Answer with a single number: the count of lines that include the string "directorio".

━━━━━ Records supplied ━━━━━

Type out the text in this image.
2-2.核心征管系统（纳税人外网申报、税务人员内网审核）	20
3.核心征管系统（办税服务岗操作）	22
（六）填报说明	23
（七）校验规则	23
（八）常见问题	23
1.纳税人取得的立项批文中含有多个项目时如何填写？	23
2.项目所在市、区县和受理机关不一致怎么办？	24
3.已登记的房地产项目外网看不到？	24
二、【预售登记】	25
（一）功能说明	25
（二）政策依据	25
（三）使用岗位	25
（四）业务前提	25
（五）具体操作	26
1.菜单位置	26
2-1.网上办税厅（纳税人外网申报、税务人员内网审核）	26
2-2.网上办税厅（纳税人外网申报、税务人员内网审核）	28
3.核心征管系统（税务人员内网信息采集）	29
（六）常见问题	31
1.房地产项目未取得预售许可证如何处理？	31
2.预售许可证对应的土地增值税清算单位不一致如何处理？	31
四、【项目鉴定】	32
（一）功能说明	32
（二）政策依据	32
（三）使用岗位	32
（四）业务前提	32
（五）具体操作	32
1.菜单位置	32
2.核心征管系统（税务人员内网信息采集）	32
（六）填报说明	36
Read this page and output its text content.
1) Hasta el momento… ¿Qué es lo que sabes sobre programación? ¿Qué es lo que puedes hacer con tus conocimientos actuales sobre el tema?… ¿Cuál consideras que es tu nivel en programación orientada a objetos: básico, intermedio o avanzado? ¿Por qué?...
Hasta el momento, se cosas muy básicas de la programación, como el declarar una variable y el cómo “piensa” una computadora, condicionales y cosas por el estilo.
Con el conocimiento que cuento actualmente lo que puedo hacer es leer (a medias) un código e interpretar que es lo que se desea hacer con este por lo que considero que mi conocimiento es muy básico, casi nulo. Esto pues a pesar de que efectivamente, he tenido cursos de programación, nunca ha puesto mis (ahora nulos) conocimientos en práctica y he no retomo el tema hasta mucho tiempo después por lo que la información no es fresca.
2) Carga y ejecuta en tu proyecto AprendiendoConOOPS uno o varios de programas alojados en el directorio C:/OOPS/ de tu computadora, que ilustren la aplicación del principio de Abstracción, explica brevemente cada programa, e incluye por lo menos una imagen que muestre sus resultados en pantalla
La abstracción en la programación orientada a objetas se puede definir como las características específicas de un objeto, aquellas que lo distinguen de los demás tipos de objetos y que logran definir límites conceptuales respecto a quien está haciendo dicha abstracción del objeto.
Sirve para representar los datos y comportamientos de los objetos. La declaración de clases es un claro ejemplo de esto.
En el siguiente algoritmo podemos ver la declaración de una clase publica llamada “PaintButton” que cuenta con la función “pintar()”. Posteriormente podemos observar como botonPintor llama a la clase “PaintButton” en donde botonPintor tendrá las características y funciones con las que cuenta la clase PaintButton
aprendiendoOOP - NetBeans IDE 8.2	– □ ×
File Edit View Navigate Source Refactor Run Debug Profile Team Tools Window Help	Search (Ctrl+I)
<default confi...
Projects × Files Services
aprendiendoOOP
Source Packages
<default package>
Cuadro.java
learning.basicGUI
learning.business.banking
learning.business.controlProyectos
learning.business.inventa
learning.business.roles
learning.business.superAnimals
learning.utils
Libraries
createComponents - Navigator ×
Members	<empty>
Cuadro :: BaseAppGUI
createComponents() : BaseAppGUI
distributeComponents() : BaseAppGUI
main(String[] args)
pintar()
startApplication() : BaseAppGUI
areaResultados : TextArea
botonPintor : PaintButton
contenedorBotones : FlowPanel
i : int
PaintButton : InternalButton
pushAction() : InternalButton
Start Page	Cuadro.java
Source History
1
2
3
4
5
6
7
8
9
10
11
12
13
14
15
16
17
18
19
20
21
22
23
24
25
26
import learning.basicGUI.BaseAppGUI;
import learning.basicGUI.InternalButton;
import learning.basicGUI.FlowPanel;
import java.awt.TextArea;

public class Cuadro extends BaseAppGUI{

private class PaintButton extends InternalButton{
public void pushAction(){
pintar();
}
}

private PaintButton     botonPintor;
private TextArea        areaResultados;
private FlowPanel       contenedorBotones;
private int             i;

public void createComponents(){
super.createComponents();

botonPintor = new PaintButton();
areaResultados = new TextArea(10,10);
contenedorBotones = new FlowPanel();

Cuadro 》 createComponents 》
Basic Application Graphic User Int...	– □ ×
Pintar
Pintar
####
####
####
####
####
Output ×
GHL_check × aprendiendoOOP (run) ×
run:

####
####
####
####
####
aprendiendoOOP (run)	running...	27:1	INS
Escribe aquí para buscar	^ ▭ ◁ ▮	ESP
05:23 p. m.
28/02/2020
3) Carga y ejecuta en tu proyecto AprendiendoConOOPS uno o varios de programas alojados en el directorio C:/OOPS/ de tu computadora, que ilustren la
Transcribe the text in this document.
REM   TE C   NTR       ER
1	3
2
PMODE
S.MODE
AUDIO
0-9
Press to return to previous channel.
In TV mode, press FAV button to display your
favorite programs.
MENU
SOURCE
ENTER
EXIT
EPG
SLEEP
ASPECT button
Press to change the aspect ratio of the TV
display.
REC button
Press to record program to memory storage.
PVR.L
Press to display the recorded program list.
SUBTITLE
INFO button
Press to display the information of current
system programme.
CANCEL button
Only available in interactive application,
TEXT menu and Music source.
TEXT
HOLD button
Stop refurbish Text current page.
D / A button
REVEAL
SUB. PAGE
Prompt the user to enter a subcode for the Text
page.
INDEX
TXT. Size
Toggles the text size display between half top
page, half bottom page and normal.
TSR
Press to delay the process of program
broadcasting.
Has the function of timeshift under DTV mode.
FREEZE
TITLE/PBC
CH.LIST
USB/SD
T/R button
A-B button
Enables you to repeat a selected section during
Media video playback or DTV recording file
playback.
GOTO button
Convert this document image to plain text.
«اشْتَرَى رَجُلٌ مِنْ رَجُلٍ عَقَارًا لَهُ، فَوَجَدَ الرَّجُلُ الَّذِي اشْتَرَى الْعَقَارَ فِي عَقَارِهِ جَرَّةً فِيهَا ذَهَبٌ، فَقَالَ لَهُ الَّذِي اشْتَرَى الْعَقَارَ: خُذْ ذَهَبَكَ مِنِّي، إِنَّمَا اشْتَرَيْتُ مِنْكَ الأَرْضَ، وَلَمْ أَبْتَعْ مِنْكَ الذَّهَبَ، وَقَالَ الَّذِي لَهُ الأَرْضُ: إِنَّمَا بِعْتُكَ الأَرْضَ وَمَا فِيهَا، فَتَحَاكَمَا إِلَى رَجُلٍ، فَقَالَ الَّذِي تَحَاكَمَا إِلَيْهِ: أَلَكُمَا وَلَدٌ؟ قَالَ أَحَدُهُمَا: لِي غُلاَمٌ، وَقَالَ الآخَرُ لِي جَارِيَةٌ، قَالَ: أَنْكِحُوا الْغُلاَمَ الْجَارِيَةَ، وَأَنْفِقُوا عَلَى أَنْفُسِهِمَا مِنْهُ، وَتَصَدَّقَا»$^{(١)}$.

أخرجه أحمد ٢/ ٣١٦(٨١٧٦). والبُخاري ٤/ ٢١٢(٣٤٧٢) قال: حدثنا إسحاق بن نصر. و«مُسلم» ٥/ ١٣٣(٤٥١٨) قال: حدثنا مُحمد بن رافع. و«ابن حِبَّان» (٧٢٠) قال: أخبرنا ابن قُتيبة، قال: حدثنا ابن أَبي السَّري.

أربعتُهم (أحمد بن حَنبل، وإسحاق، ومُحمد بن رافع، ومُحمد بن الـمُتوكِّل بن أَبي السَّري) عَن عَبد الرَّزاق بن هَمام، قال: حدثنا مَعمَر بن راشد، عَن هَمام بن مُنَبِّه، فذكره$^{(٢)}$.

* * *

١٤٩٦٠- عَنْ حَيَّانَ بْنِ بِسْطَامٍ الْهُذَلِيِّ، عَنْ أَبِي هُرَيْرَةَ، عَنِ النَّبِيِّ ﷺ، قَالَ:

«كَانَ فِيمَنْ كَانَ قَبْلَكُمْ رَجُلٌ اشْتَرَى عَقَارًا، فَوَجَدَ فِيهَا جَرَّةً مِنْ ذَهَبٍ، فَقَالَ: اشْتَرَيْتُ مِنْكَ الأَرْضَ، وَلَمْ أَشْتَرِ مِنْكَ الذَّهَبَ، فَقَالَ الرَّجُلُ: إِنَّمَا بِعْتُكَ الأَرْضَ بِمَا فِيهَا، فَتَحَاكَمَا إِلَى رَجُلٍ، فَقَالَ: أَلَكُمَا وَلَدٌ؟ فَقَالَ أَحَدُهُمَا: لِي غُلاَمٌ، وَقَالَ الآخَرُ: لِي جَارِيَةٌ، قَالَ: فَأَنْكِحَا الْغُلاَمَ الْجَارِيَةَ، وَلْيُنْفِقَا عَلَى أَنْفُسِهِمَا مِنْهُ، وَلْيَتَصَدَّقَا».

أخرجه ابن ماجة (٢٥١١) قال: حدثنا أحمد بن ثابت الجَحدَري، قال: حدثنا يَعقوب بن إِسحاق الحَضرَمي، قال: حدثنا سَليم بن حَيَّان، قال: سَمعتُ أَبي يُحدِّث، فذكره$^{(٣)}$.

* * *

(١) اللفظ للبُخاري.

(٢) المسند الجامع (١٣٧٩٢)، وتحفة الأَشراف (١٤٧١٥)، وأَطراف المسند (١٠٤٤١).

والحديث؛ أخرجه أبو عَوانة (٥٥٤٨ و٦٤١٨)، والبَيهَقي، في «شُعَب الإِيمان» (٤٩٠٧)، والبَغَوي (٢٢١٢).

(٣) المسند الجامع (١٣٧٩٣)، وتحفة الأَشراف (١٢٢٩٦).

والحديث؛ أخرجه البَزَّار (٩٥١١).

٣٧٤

━━━━━

◆ Final result
2